What is expected. Copy every entry below with "bounding boxes" replaced by "pixel coordinates" and everything else left unchanged.

· · · ·

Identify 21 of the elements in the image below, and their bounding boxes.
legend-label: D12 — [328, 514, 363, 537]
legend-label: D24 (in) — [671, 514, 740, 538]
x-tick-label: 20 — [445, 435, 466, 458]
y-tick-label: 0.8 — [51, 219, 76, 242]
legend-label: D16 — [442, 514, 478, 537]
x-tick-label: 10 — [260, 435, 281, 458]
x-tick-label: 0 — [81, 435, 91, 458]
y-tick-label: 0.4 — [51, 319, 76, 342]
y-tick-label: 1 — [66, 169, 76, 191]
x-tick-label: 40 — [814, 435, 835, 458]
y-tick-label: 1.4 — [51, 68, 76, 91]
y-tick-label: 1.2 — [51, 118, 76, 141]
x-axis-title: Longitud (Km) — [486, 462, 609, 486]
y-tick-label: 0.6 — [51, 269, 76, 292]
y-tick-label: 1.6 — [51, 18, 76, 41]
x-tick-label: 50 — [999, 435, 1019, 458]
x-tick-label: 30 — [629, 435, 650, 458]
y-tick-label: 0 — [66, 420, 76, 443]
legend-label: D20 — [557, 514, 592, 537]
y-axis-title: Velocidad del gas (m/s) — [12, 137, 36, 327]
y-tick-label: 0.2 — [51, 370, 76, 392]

· · · ·

Final answer.
Identify 21 of the elements in the image below, and their pixel coordinates.
legend-label: D12 — [328, 514, 363, 537]
legend-label: D24 (in) — [671, 514, 740, 538]
x-tick-label: 20 — [445, 435, 466, 458]
y-tick-label: 0.8 — [51, 219, 76, 242]
legend-label: D16 — [442, 514, 478, 537]
x-tick-label: 10 — [260, 435, 281, 458]
x-tick-label: 0 — [81, 435, 91, 458]
y-tick-label: 0.4 — [51, 319, 76, 342]
y-tick-label: 1 — [66, 169, 76, 191]
x-tick-label: 40 — [814, 435, 835, 458]
y-tick-label: 1.4 — [51, 68, 76, 91]
y-tick-label: 1.2 — [51, 118, 76, 141]
x-axis-title: Longitud (Km) — [486, 462, 609, 486]
y-tick-label: 0.6 — [51, 269, 76, 292]
y-tick-label: 1.6 — [51, 18, 76, 41]
x-tick-label: 50 — [999, 435, 1019, 458]
x-tick-label: 30 — [629, 435, 650, 458]
y-tick-label: 0 — [66, 420, 76, 443]
legend-label: D20 — [557, 514, 592, 537]
y-axis-title: Velocidad del gas (m/s) — [12, 137, 36, 327]
y-tick-label: 0.2 — [51, 370, 76, 392]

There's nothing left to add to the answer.